Stored entries:
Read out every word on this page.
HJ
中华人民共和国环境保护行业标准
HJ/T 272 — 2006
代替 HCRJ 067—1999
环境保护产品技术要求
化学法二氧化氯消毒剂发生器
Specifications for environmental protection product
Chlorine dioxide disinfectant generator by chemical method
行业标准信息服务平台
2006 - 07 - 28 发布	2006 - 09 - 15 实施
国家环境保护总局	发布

Problem statement: Nothing may be left out: return each entry exactly as it reads.

Expected answer:
Read out every word on this page.
HJ
中华人民共和国环境保护行业标准
HJ/T 272 — 2006
代替 HCRJ 067—1999
环境保护产品技术要求
化学法二氧化氯消毒剂发生器
Specifications for environmental protection product
Chlorine dioxide disinfectant generator by chemical method
行业标准信息服务平台
2006 - 07 - 28 发布	2006 - 09 - 15 实施
国家环境保护总局	发布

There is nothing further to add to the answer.